Problem:
Exactly as they appear, output all of the records. Skip any images.
::::
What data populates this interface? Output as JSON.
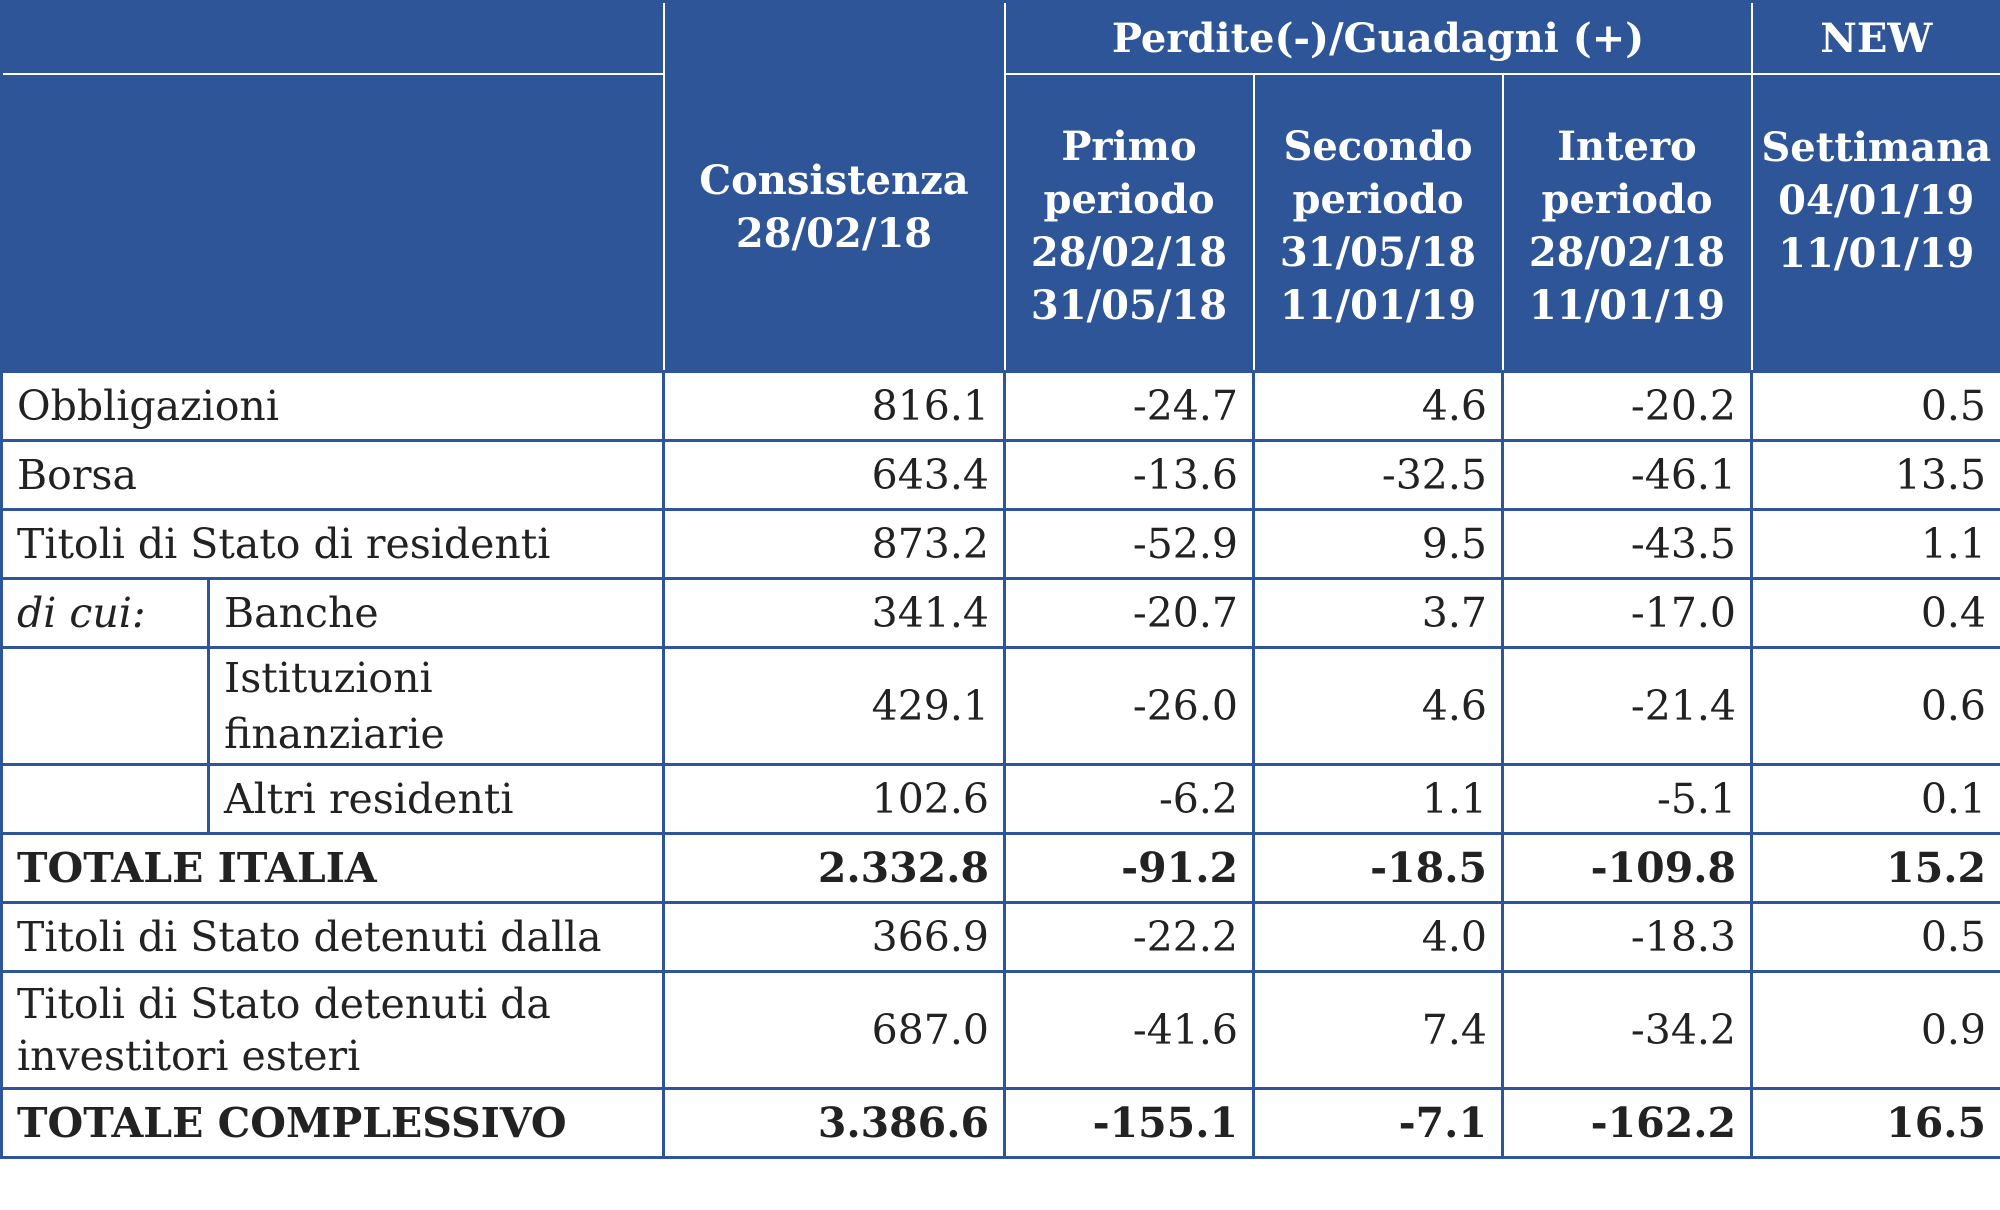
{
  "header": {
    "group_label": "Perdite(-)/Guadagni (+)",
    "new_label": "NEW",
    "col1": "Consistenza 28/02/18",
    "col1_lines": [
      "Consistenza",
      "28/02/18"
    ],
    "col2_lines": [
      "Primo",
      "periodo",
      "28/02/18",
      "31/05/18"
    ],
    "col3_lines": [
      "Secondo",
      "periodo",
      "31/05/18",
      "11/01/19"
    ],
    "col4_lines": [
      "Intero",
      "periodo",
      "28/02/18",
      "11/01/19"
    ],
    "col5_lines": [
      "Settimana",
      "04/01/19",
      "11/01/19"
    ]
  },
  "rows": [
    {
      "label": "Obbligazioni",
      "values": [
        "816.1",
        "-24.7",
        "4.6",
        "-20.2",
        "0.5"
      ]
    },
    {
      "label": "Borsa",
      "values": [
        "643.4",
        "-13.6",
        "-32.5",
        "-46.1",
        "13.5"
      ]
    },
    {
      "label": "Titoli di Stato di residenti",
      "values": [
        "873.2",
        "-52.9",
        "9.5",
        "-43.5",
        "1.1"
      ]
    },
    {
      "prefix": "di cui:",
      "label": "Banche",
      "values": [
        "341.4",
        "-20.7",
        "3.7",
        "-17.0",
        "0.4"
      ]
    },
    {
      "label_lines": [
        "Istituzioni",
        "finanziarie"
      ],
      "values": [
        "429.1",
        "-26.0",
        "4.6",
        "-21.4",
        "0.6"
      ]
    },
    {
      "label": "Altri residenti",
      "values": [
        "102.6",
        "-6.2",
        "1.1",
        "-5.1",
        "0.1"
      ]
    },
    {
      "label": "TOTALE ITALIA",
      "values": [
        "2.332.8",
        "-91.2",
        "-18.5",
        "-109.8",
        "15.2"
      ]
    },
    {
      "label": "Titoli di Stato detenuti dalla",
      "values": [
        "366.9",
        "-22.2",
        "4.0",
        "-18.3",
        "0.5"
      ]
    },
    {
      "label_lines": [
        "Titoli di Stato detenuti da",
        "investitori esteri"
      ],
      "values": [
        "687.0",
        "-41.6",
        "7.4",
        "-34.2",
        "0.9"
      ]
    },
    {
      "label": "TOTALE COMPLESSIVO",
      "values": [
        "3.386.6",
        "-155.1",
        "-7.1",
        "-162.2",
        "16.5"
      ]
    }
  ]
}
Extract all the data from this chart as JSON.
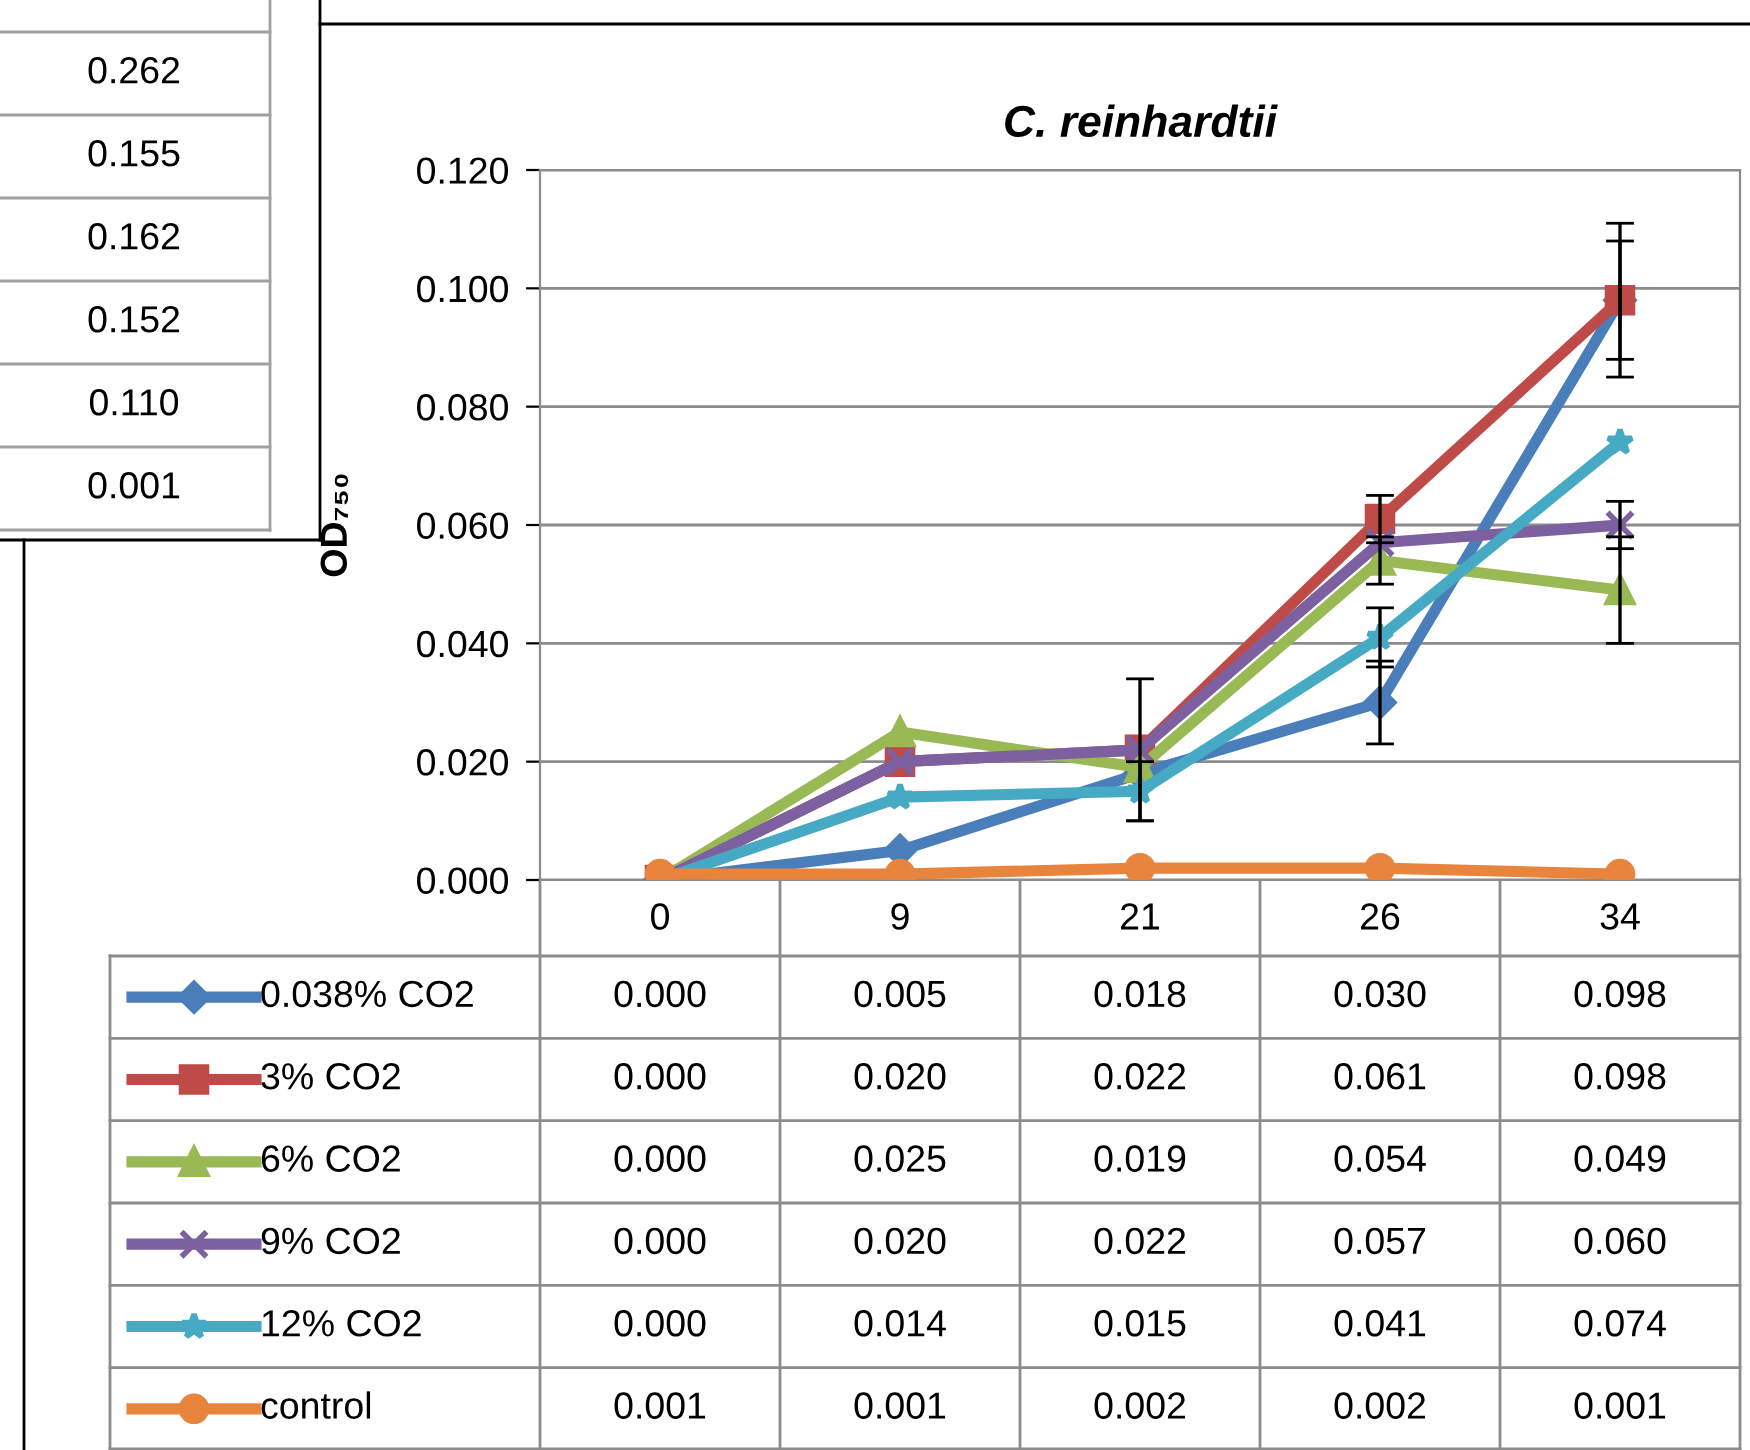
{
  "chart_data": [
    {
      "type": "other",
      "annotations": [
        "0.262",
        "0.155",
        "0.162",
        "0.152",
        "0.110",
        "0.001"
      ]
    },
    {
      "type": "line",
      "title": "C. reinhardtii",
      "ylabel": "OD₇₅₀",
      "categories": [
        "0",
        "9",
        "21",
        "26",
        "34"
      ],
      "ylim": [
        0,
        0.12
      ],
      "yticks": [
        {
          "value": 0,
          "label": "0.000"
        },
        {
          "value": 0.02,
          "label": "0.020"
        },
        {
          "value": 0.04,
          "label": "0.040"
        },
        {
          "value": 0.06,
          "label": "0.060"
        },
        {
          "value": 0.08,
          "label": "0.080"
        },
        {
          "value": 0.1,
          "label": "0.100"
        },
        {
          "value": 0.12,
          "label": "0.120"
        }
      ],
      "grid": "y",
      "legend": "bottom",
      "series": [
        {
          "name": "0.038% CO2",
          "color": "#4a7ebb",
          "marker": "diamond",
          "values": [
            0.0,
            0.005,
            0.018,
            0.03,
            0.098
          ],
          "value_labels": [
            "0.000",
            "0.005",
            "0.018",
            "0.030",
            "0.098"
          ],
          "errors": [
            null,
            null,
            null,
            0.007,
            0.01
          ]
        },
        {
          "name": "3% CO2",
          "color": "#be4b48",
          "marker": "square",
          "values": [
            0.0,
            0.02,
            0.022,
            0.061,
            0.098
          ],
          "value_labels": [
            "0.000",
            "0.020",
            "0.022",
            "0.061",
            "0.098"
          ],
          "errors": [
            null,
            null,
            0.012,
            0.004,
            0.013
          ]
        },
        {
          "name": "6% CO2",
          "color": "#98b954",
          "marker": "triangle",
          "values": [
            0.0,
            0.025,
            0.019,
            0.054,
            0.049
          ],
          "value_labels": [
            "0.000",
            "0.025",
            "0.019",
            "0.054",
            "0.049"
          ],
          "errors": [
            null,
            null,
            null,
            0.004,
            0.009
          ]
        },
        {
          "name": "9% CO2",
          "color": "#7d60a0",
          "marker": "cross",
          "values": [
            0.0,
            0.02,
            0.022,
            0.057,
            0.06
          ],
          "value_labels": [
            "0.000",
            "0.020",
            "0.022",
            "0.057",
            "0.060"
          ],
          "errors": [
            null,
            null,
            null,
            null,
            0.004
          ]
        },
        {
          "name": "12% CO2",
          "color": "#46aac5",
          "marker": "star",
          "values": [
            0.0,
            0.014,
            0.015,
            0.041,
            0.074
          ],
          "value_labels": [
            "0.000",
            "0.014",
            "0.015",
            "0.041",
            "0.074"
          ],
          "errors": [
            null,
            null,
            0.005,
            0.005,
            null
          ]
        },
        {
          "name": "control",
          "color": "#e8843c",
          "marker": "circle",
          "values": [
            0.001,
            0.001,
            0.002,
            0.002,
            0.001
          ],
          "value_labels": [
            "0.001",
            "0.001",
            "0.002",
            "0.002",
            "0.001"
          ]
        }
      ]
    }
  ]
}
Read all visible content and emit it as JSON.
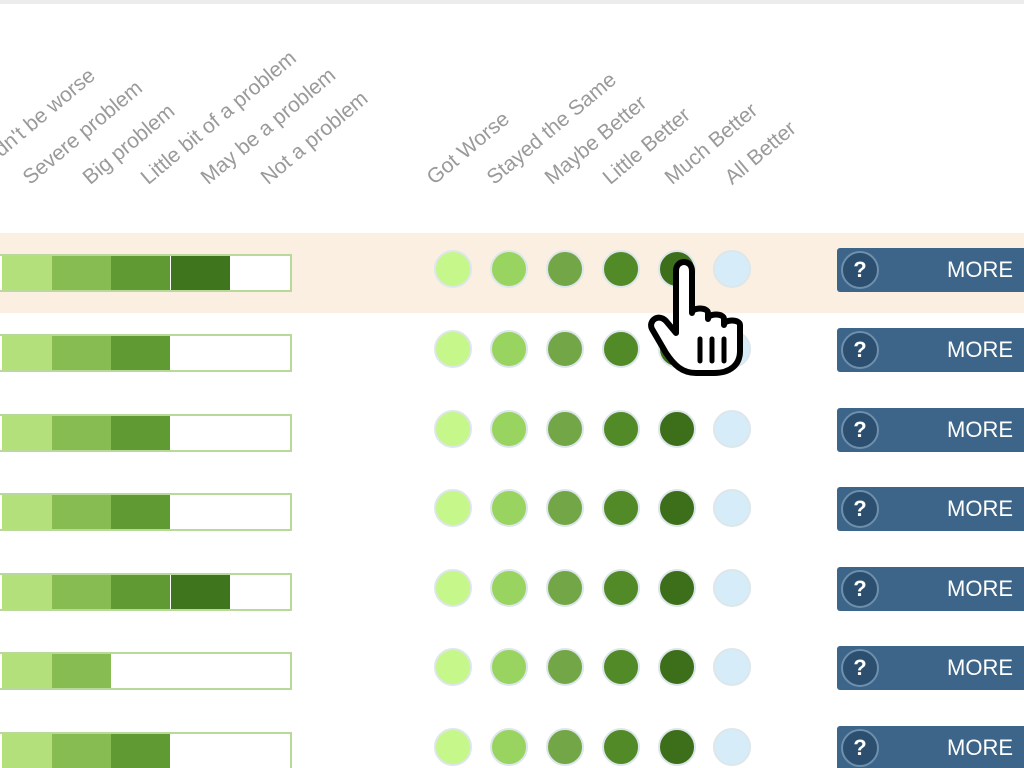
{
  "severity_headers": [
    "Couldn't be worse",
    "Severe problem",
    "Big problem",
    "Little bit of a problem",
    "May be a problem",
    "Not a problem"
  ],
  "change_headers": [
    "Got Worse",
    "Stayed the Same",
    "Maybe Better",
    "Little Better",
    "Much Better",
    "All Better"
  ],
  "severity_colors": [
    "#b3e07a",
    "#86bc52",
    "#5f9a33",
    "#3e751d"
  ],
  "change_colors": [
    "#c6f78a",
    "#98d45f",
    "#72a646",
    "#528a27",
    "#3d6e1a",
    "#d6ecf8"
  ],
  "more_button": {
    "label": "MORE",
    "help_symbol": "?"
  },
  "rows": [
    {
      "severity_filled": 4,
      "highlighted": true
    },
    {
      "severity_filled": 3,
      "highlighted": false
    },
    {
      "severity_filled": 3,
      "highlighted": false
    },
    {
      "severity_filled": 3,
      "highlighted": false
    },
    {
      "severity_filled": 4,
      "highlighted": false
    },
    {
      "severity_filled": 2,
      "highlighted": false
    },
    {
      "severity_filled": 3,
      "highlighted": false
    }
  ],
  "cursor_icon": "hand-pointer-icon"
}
::::
Result below:
What data populates this interface? Output as JSON.
{
  "header": {
    "group_label": "Perdite(-)/Guadagni (+)",
    "new_label": "NEW",
    "col1": "Consistenza 28/02/18",
    "col1_lines": [
      "Consistenza",
      "28/02/18"
    ],
    "col2_lines": [
      "Primo",
      "periodo",
      "28/02/18",
      "31/05/18"
    ],
    "col3_lines": [
      "Secondo",
      "periodo",
      "31/05/18",
      "11/01/19"
    ],
    "col4_lines": [
      "Intero",
      "periodo",
      "28/02/18",
      "11/01/19"
    ],
    "col5_lines": [
      "Settimana",
      "04/01/19",
      "11/01/19"
    ]
  },
  "rows": [
    {
      "label": "Obbligazioni",
      "values": [
        "816.1",
        "-24.7",
        "4.6",
        "-20.2",
        "0.5"
      ]
    },
    {
      "label": "Borsa",
      "values": [
        "643.4",
        "-13.6",
        "-32.5",
        "-46.1",
        "13.5"
      ]
    },
    {
      "label": "Titoli di Stato di residenti",
      "values": [
        "873.2",
        "-52.9",
        "9.5",
        "-43.5",
        "1.1"
      ]
    },
    {
      "prefix": "di cui:",
      "label": "Banche",
      "values": [
        "341.4",
        "-20.7",
        "3.7",
        "-17.0",
        "0.4"
      ]
    },
    {
      "label_lines": [
        "Istituzioni",
        "finanziarie"
      ],
      "values": [
        "429.1",
        "-26.0",
        "4.6",
        "-21.4",
        "0.6"
      ]
    },
    {
      "label": "Altri residenti",
      "values": [
        "102.6",
        "-6.2",
        "1.1",
        "-5.1",
        "0.1"
      ]
    },
    {
      "label": "TOTALE ITALIA",
      "values": [
        "2.332.8",
        "-91.2",
        "-18.5",
        "-109.8",
        "15.2"
      ]
    },
    {
      "label": "Titoli di Stato detenuti dalla",
      "values": [
        "366.9",
        "-22.2",
        "4.0",
        "-18.3",
        "0.5"
      ]
    },
    {
      "label_lines": [
        "Titoli di Stato detenuti da",
        "investitori esteri"
      ],
      "values": [
        "687.0",
        "-41.6",
        "7.4",
        "-34.2",
        "0.9"
      ]
    },
    {
      "label": "TOTALE COMPLESSIVO",
      "values": [
        "3.386.6",
        "-155.1",
        "-7.1",
        "-162.2",
        "16.5"
      ]
    }
  ]
}
Extract all the data from this chart as JSON.
{
  "chart_data": [
    {
      "type": "other",
      "annotations": [
        "0.262",
        "0.155",
        "0.162",
        "0.152",
        "0.110",
        "0.001"
      ]
    },
    {
      "type": "line",
      "title": "C. reinhardtii",
      "ylabel": "OD₇₅₀",
      "categories": [
        "0",
        "9",
        "21",
        "26",
        "34"
      ],
      "ylim": [
        0,
        0.12
      ],
      "yticks": [
        {
          "value": 0,
          "label": "0.000"
        },
        {
          "value": 0.02,
          "label": "0.020"
        },
        {
          "value": 0.04,
          "label": "0.040"
        },
        {
          "value": 0.06,
          "label": "0.060"
        },
        {
          "value": 0.08,
          "label": "0.080"
        },
        {
          "value": 0.1,
          "label": "0.100"
        },
        {
          "value": 0.12,
          "label": "0.120"
        }
      ],
      "grid": "y",
      "legend": "bottom",
      "series": [
        {
          "name": "0.038% CO2",
          "color": "#4a7ebb",
          "marker": "diamond",
          "values": [
            0.0,
            0.005,
            0.018,
            0.03,
            0.098
          ],
          "value_labels": [
            "0.000",
            "0.005",
            "0.018",
            "0.030",
            "0.098"
          ],
          "errors": [
            null,
            null,
            null,
            0.007,
            0.01
          ]
        },
        {
          "name": "3% CO2",
          "color": "#be4b48",
          "marker": "square",
          "values": [
            0.0,
            0.02,
            0.022,
            0.061,
            0.098
          ],
          "value_labels": [
            "0.000",
            "0.020",
            "0.022",
            "0.061",
            "0.098"
          ],
          "errors": [
            null,
            null,
            0.012,
            0.004,
            0.013
          ]
        },
        {
          "name": "6% CO2",
          "color": "#98b954",
          "marker": "triangle",
          "values": [
            0.0,
            0.025,
            0.019,
            0.054,
            0.049
          ],
          "value_labels": [
            "0.000",
            "0.025",
            "0.019",
            "0.054",
            "0.049"
          ],
          "errors": [
            null,
            null,
            null,
            0.004,
            0.009
          ]
        },
        {
          "name": "9% CO2",
          "color": "#7d60a0",
          "marker": "cross",
          "values": [
            0.0,
            0.02,
            0.022,
            0.057,
            0.06
          ],
          "value_labels": [
            "0.000",
            "0.020",
            "0.022",
            "0.057",
            "0.060"
          ],
          "errors": [
            null,
            null,
            null,
            null,
            0.004
          ]
        },
        {
          "name": "12% CO2",
          "color": "#46aac5",
          "marker": "star",
          "values": [
            0.0,
            0.014,
            0.015,
            0.041,
            0.074
          ],
          "value_labels": [
            "0.000",
            "0.014",
            "0.015",
            "0.041",
            "0.074"
          ],
          "errors": [
            null,
            null,
            0.005,
            0.005,
            null
          ]
        },
        {
          "name": "control",
          "color": "#e8843c",
          "marker": "circle",
          "values": [
            0.001,
            0.001,
            0.002,
            0.002,
            0.001
          ],
          "value_labels": [
            "0.001",
            "0.001",
            "0.002",
            "0.002",
            "0.001"
          ]
        }
      ]
    }
  ]
}
Read all visible content and emit it as JSON.
{
  "severity_headers": [
    "Couldn't be worse",
    "Severe problem",
    "Big problem",
    "Little bit of a problem",
    "May be a problem",
    "Not a problem"
  ],
  "change_headers": [
    "Got Worse",
    "Stayed the Same",
    "Maybe Better",
    "Little Better",
    "Much Better",
    "All Better"
  ],
  "severity_colors": [
    "#b3e07a",
    "#86bc52",
    "#5f9a33",
    "#3e751d"
  ],
  "change_colors": [
    "#c6f78a",
    "#98d45f",
    "#72a646",
    "#528a27",
    "#3d6e1a",
    "#d6ecf8"
  ],
  "more_button": {
    "label": "MORE",
    "help_symbol": "?"
  },
  "rows": [
    {
      "severity_filled": 4,
      "highlighted": true
    },
    {
      "severity_filled": 3,
      "highlighted": false
    },
    {
      "severity_filled": 3,
      "highlighted": false
    },
    {
      "severity_filled": 3,
      "highlighted": false
    },
    {
      "severity_filled": 4,
      "highlighted": false
    },
    {
      "severity_filled": 2,
      "highlighted": false
    },
    {
      "severity_filled": 3,
      "highlighted": false
    }
  ],
  "cursor_icon": "hand-pointer-icon"
}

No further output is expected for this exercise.